AIM
Turn the rows into a numbered list, from the first line through the line containing "Bar xyxy=(382,135,712,345)", leaving out any blank lines.

******

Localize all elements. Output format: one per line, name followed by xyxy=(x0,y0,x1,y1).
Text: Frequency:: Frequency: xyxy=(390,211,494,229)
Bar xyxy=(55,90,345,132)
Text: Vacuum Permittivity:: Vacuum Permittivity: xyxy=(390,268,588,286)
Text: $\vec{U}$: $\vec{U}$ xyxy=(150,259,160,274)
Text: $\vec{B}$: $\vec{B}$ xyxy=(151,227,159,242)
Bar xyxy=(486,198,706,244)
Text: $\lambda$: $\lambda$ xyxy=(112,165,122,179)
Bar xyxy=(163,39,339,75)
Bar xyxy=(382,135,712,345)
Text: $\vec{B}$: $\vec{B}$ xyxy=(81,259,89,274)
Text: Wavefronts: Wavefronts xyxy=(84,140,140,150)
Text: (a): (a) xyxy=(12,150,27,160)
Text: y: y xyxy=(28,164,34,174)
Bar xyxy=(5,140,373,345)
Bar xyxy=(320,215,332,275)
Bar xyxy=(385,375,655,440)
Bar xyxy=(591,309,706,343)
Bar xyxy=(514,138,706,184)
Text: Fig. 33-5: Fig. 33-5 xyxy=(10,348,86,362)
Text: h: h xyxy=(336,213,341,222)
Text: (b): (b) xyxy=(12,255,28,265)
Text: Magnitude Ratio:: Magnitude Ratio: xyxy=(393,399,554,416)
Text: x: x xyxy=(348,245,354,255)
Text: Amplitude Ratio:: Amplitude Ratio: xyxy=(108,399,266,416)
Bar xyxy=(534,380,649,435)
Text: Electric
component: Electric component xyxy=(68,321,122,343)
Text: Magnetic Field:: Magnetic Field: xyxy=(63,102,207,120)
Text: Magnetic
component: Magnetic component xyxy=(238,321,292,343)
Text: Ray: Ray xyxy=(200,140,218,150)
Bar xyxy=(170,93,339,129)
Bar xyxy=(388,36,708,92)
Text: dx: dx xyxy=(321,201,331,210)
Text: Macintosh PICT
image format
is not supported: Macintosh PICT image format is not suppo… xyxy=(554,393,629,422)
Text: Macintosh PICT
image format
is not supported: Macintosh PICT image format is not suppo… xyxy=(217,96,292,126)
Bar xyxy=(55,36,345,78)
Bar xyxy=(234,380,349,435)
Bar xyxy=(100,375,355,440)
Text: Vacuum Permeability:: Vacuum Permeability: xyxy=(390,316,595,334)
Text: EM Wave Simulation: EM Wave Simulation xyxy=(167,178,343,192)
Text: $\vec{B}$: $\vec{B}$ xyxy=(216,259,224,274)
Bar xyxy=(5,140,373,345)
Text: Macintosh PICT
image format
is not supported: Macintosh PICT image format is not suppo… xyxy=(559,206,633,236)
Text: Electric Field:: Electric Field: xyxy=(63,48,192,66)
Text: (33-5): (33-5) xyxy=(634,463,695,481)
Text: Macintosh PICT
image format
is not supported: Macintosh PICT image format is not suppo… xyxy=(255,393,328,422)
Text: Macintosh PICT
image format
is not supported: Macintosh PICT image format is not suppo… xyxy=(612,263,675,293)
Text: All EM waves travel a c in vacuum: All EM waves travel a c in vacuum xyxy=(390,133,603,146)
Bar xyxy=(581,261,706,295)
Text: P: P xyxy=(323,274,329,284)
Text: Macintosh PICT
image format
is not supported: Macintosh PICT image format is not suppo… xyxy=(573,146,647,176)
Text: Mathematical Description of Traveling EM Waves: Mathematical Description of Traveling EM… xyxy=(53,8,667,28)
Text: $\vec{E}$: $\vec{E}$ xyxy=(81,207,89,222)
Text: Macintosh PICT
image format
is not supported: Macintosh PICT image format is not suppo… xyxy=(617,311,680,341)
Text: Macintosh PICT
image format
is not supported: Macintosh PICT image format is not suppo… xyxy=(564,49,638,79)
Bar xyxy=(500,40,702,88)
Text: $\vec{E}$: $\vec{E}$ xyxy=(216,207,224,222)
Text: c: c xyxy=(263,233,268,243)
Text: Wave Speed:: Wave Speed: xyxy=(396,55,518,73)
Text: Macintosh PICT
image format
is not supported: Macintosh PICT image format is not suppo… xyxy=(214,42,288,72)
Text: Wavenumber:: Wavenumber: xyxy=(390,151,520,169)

******

COMPLETE ANSWER
1. Localize all elements. Output format: one per line, name followed by xyxy=(x0,y0,x1,y1).
2. Text: Frequency:: Frequency: xyxy=(390,211,494,229)
3. Bar xyxy=(55,90,345,132)
4. Text: Vacuum Permittivity:: Vacuum Permittivity: xyxy=(390,268,588,286)
5. Text: $\vec{U}$: $\vec{U}$ xyxy=(150,259,160,274)
6. Text: $\vec{B}$: $\vec{B}$ xyxy=(151,227,159,242)
7. Bar xyxy=(486,198,706,244)
8. Text: $\lambda$: $\lambda$ xyxy=(112,165,122,179)
9. Bar xyxy=(163,39,339,75)
10. Bar xyxy=(382,135,712,345)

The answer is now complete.